→ **Work to be completed**:
Return the entries from the start through the line containing "q15-stem-line-2: 加河草原出发，逾越艰难险阻，万里东归的示意图引人注目。土尔扈特部克服重重困难回归祖国的壮 —", inclusive, reproducing each line exactly.
+ + + + +
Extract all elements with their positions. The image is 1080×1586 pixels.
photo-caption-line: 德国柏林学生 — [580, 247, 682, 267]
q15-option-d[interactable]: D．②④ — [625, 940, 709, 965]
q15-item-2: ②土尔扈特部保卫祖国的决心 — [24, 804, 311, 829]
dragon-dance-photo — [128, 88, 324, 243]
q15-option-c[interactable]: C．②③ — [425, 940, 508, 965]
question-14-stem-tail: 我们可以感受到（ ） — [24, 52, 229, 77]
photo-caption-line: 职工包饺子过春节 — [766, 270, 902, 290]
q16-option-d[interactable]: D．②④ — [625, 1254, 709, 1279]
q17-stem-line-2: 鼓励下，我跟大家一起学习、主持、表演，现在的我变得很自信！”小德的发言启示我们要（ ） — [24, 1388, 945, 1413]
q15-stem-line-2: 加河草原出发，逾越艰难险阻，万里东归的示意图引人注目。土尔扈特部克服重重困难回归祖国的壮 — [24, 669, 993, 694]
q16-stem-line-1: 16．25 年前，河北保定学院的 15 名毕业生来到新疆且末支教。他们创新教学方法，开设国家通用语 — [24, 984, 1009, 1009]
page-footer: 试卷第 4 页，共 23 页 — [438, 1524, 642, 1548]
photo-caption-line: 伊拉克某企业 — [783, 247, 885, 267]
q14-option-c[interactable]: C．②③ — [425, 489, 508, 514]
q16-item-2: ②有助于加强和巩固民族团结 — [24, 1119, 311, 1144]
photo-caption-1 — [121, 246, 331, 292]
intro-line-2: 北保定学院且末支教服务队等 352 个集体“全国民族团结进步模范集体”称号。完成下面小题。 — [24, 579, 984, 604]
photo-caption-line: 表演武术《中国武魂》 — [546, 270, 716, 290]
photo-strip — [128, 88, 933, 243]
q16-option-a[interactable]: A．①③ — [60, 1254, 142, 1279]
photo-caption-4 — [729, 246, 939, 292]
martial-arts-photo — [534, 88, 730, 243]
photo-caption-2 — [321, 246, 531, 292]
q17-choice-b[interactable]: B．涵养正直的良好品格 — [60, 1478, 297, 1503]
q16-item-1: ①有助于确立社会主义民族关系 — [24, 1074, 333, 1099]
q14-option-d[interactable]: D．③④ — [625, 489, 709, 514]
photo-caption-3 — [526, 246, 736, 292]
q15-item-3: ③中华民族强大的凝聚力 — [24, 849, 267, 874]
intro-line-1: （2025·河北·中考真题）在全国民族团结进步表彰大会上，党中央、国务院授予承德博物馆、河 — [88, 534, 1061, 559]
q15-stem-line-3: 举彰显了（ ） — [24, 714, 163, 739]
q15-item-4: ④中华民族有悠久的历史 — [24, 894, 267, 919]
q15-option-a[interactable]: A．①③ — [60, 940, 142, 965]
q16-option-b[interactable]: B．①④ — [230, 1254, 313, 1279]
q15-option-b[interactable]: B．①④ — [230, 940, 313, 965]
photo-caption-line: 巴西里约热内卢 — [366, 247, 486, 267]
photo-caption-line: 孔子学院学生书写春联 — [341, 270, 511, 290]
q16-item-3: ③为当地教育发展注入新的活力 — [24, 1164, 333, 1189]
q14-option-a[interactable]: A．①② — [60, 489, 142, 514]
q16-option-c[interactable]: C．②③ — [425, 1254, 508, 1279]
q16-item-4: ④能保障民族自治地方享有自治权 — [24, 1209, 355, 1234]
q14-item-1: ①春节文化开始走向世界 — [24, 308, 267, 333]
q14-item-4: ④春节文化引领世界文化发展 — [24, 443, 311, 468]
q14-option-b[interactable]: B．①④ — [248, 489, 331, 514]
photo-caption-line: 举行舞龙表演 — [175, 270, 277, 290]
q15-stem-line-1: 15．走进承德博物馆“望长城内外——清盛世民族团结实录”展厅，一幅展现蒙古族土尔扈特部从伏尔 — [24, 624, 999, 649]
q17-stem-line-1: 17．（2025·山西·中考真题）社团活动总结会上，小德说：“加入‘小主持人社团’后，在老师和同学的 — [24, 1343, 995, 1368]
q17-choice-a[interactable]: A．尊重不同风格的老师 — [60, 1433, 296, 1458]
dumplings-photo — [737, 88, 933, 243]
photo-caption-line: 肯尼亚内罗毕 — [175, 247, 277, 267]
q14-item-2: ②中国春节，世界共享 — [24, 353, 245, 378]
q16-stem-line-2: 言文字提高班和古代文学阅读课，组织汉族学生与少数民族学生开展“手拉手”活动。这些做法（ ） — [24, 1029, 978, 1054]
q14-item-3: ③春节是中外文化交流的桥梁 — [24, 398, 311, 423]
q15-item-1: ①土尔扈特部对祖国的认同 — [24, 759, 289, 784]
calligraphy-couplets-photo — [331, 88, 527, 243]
+ + + + +
→ **Written solution**:
Extract all elements with their positions. The image is 1080×1586 pixels.
photo-caption-line: 德国柏林学生 — [580, 247, 682, 267]
q15-option-d[interactable]: D．②④ — [625, 940, 709, 965]
q15-item-2: ②土尔扈特部保卫祖国的决心 — [24, 804, 311, 829]
dragon-dance-photo — [128, 88, 324, 243]
q15-option-c[interactable]: C．②③ — [425, 940, 508, 965]
question-14-stem-tail: 我们可以感受到（ ） — [24, 52, 229, 77]
photo-caption-line: 职工包饺子过春节 — [766, 270, 902, 290]
q16-option-d[interactable]: D．②④ — [625, 1254, 709, 1279]
q17-stem-line-2: 鼓励下，我跟大家一起学习、主持、表演，现在的我变得很自信！”小德的发言启示我们要（ ） — [24, 1388, 945, 1413]
q15-stem-line-2: 加河草原出发，逾越艰难险阻，万里东归的示意图引人注目。土尔扈特部克服重重困难回归祖国的壮 — [24, 669, 993, 694]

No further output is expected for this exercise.